## EXCERPTED DATA

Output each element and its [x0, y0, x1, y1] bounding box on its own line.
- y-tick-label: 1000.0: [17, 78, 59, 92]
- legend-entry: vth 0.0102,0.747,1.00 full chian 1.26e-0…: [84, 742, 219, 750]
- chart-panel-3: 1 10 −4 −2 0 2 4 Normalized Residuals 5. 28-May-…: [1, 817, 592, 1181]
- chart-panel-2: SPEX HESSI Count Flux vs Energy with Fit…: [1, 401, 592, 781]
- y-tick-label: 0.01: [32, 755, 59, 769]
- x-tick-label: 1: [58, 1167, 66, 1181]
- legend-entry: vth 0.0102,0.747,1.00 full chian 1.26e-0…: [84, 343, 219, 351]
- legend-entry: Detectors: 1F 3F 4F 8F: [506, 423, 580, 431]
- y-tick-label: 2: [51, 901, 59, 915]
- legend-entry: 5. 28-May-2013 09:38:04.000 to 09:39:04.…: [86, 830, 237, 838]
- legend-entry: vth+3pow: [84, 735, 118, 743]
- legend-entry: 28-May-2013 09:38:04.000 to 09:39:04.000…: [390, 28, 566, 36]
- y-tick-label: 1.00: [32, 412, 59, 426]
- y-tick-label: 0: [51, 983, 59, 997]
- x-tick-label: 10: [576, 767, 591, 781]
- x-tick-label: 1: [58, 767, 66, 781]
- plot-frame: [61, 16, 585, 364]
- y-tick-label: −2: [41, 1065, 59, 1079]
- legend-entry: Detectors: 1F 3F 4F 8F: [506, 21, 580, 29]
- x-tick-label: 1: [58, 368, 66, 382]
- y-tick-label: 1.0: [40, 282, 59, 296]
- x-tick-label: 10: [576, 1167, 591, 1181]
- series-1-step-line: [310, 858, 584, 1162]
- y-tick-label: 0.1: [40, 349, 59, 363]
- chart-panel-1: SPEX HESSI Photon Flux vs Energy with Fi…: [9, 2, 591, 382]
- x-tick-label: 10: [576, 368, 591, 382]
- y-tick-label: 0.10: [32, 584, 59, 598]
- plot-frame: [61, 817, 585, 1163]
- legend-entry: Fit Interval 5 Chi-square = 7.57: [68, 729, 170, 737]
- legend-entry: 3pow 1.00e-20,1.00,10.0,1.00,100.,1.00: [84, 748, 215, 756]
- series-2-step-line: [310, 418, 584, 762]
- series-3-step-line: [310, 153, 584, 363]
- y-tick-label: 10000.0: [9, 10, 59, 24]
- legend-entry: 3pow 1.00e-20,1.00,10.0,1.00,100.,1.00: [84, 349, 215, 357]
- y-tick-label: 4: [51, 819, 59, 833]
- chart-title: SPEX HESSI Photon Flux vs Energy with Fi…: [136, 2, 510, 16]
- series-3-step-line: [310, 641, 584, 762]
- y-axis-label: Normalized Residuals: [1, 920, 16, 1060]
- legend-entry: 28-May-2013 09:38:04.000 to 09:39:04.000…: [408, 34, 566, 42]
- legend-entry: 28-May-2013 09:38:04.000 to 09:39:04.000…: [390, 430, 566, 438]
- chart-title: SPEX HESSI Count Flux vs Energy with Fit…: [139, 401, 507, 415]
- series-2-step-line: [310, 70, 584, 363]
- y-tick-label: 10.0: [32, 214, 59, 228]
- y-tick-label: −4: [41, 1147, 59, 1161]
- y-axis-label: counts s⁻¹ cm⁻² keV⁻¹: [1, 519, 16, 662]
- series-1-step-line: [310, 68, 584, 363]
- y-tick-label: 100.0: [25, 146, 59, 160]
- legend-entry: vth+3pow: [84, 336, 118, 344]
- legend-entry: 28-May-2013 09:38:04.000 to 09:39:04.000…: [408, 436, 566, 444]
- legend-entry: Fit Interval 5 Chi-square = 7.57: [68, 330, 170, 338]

## TASK STATEMENT
Identify every line of the rows that contains the word "title", and copy each one. Case counts.

## EXPECTED OUTPUT
- chart-title: SPEX HESSI Photon Flux vs Energy with Fi…: [136, 2, 510, 16]
- chart-title: SPEX HESSI Count Flux vs Energy with Fit…: [139, 401, 507, 415]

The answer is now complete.